[Page text entries]

□ □ □ □

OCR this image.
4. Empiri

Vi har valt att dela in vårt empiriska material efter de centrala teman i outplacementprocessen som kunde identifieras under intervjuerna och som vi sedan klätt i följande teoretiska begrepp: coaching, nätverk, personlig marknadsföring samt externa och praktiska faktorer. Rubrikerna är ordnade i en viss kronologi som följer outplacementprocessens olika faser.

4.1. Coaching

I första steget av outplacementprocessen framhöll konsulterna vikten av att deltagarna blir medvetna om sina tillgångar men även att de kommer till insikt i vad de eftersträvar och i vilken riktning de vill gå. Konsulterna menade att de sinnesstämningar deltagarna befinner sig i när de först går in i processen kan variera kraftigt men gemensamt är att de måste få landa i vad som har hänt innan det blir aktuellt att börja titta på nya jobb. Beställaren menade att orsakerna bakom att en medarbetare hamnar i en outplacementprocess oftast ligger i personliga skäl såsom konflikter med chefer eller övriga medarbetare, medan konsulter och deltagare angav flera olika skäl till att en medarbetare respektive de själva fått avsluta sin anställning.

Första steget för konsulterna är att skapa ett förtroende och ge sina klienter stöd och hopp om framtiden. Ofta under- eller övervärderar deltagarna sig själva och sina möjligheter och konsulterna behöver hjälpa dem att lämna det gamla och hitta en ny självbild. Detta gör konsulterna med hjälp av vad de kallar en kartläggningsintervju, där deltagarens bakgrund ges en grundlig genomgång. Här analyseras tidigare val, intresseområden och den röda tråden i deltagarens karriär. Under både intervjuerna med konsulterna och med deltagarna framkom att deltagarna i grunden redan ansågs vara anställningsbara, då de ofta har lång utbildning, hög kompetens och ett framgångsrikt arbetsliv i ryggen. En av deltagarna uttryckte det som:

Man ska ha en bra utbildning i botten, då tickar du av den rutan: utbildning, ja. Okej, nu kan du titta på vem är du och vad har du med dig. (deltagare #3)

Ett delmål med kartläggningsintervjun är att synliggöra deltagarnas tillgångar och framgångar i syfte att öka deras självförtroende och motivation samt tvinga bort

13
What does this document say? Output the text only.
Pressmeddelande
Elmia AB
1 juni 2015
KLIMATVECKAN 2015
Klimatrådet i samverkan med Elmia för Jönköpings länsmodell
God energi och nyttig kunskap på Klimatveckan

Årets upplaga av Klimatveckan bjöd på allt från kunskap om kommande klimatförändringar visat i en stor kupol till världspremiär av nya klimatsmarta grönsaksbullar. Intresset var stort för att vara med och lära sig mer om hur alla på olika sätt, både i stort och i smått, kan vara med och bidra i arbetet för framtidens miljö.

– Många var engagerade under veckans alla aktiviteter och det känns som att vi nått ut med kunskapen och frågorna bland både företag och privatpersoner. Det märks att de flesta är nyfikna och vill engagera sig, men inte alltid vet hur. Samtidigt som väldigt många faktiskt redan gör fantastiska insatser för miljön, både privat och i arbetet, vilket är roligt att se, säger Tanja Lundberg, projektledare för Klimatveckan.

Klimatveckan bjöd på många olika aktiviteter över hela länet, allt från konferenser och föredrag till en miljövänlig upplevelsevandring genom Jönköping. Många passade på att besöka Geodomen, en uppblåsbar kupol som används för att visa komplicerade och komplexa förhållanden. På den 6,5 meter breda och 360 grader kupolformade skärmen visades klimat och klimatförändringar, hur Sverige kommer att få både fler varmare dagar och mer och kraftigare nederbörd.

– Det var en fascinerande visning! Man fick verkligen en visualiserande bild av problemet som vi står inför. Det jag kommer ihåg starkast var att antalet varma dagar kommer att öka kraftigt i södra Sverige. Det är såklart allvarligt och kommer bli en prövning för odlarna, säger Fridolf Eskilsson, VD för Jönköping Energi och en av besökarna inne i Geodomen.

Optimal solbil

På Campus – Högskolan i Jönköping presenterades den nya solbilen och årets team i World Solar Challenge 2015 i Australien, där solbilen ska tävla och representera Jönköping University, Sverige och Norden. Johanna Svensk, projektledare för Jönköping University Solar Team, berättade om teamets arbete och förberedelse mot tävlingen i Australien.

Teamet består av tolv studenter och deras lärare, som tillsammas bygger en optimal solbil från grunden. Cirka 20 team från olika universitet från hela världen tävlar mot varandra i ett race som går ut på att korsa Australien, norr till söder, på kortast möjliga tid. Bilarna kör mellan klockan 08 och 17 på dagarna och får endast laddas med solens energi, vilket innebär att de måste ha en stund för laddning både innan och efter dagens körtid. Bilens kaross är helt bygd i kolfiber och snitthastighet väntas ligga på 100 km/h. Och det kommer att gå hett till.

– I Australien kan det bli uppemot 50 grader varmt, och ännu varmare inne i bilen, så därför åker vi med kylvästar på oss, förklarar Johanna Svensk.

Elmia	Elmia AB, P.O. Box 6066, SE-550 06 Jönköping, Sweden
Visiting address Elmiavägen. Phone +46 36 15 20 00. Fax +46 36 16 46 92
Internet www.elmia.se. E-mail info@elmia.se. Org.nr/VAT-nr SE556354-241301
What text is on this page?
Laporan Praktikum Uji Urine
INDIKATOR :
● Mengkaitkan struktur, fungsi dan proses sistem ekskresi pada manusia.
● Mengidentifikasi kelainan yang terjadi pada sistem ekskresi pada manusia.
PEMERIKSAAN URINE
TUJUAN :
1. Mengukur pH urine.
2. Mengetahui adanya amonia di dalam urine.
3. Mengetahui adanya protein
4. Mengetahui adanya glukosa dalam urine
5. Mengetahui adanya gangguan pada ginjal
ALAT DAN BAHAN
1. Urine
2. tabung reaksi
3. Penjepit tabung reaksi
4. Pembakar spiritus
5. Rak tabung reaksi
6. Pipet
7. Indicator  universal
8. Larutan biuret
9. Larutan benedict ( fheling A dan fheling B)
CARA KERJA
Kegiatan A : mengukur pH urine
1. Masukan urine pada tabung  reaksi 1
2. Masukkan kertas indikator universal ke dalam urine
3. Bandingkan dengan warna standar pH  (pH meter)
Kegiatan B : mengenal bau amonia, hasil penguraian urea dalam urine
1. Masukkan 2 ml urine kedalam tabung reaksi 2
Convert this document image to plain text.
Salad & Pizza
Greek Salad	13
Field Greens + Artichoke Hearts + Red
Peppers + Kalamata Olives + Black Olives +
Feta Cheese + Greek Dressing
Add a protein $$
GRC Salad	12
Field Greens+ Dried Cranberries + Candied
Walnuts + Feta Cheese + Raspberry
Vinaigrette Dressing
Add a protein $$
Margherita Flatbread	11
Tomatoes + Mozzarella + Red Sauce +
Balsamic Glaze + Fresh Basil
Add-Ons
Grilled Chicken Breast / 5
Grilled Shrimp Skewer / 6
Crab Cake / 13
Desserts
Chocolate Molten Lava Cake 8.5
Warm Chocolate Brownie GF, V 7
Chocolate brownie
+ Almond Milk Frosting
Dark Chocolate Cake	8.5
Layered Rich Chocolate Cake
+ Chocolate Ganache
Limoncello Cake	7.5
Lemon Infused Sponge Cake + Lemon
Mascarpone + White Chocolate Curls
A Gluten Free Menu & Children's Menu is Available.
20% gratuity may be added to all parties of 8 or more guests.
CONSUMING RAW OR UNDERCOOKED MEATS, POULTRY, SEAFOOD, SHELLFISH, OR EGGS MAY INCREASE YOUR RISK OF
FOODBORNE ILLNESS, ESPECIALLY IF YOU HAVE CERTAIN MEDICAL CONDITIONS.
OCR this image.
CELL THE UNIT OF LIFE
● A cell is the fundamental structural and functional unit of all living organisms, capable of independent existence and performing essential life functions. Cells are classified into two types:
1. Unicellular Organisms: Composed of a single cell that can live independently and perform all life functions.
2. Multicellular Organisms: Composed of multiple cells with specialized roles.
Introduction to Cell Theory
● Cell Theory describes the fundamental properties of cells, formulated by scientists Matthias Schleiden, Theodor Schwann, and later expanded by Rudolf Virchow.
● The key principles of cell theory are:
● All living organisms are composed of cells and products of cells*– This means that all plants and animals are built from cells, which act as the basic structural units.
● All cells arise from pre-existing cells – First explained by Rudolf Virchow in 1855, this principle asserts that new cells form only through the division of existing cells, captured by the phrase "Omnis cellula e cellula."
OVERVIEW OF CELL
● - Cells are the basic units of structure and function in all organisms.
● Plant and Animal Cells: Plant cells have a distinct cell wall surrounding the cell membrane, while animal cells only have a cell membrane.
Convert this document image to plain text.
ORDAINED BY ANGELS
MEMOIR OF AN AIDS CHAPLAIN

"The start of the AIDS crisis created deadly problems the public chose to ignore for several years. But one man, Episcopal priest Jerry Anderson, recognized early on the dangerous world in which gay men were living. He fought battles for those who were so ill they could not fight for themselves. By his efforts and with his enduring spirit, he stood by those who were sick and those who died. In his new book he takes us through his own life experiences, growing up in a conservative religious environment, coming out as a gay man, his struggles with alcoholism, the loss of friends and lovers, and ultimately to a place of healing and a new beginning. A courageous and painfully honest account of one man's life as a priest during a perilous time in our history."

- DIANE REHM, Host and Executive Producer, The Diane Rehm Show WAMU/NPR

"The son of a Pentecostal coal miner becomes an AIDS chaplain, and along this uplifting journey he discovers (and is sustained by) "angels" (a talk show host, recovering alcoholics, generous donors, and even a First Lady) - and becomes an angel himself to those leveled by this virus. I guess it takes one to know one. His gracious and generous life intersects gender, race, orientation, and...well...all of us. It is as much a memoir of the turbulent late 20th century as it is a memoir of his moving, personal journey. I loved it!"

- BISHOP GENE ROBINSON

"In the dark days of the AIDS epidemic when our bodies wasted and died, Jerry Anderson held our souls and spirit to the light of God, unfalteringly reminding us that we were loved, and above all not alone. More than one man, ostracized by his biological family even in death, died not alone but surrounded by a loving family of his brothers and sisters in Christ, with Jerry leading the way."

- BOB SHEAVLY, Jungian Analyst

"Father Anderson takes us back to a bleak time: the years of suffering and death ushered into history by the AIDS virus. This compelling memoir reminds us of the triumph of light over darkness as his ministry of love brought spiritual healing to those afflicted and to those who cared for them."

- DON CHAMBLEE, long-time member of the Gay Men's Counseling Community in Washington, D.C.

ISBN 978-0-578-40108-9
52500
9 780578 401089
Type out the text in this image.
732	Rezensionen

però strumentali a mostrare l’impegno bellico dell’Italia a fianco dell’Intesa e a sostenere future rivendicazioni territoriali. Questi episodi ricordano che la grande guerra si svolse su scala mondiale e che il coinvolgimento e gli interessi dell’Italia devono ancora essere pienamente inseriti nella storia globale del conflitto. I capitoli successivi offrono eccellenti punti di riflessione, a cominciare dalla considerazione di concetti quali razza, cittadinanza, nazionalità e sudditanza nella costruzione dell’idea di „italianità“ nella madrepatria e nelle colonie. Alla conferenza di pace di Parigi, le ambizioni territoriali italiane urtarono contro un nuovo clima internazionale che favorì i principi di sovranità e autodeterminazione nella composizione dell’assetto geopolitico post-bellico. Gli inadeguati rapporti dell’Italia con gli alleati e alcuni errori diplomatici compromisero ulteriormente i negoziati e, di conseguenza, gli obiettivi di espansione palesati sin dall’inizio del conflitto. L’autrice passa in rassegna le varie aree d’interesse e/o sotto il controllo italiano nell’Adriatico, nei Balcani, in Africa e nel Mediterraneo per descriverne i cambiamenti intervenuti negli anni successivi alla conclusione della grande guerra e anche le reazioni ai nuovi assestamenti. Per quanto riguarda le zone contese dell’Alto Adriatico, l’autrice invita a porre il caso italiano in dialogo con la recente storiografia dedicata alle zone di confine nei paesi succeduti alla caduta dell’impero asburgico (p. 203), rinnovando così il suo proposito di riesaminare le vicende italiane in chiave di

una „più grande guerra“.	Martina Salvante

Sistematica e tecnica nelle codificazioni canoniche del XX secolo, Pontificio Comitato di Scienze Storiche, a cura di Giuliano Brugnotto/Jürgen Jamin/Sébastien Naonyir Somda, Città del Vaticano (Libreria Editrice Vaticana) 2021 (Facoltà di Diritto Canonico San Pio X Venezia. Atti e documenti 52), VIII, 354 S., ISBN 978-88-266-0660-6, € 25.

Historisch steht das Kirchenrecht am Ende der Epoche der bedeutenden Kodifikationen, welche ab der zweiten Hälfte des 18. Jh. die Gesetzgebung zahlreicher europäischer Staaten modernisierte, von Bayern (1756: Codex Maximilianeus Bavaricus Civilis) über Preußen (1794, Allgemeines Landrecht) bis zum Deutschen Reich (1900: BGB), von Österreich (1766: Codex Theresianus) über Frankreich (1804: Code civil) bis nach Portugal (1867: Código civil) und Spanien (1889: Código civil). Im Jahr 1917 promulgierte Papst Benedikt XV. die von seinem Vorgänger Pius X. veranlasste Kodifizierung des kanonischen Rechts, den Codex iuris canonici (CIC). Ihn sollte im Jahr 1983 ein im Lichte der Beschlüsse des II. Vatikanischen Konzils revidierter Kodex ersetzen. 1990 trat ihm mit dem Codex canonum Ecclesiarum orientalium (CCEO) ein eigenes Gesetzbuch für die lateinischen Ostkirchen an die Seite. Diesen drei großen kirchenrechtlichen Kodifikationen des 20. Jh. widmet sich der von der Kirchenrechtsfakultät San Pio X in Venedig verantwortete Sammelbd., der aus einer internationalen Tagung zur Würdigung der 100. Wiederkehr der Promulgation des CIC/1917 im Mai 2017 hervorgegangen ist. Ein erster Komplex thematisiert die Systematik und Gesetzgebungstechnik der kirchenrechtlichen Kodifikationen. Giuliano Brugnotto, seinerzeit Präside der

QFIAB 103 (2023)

□ □ □ □

- _EXERCISE OBJECTIVE_
Please give the number of lines in the data where "Virchow" appears, without any other words.

- _FINISHED TASK_
2